▶ [What you need to do]
Search the listing below for the string "Client" and show each line that contains it.
[START OF Records]
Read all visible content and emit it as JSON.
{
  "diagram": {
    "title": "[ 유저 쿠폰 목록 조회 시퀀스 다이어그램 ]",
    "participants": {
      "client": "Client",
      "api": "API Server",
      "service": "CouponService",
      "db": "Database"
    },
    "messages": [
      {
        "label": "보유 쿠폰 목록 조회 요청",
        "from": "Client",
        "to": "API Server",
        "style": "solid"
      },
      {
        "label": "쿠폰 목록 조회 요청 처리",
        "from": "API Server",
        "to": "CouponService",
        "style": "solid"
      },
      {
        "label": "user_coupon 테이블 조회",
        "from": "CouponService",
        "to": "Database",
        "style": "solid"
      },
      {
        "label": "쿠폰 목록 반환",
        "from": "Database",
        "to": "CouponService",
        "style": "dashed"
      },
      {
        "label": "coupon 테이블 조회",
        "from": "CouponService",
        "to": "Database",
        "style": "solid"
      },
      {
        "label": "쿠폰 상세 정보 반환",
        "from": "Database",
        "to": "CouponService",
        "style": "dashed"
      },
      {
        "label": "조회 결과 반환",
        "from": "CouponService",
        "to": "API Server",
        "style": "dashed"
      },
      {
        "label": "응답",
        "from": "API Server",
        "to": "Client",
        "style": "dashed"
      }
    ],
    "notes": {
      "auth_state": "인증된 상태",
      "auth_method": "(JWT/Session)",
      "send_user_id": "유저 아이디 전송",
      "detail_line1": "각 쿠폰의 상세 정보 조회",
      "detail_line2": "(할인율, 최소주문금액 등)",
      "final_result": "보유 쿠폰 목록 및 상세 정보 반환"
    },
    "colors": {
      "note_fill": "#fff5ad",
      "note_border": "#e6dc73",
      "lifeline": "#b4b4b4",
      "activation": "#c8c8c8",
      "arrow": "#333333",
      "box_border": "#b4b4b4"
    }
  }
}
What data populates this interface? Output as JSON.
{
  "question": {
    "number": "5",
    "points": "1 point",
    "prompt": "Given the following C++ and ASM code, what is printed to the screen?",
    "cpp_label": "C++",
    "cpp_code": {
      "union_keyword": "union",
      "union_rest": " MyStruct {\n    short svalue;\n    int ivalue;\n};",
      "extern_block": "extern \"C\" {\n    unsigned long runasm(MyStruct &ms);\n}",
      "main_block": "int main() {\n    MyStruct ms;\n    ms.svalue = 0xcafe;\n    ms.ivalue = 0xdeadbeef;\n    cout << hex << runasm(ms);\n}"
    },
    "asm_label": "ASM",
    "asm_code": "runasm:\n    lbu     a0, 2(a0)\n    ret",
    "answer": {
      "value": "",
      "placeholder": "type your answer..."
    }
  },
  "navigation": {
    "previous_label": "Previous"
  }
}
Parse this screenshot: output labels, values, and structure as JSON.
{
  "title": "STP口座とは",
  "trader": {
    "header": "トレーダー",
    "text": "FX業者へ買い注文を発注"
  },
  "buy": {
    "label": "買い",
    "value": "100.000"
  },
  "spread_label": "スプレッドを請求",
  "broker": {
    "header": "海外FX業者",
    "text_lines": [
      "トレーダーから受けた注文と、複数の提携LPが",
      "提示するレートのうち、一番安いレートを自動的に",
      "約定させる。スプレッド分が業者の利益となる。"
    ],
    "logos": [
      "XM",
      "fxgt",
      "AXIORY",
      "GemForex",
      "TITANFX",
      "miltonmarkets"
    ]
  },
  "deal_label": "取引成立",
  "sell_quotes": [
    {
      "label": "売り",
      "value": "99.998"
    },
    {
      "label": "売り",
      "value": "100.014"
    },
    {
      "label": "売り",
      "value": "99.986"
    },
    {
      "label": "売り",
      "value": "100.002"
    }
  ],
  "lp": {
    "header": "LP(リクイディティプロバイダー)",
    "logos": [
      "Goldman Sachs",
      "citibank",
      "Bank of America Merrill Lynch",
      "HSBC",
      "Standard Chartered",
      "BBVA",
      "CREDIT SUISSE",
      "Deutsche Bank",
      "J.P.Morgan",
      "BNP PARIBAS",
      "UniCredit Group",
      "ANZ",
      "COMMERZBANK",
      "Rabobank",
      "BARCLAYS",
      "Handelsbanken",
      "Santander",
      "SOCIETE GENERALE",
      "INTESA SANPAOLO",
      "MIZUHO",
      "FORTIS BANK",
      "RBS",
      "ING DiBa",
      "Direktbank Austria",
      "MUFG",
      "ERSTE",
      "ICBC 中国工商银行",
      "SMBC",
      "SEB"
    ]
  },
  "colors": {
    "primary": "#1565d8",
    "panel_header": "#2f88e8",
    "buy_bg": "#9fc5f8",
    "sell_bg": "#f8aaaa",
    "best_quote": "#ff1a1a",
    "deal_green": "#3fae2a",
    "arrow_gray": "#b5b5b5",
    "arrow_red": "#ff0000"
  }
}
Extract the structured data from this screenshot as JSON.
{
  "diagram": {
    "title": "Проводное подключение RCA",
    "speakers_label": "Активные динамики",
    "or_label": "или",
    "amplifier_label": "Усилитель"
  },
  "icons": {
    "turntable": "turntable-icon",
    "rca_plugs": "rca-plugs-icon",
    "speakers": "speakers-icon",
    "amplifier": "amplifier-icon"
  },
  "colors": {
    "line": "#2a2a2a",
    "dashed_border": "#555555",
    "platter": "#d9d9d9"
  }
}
[END OF Records]
▶ [Solution to the exercise]
      "client": "Client",
        "from": "Client",
        "to": "Client",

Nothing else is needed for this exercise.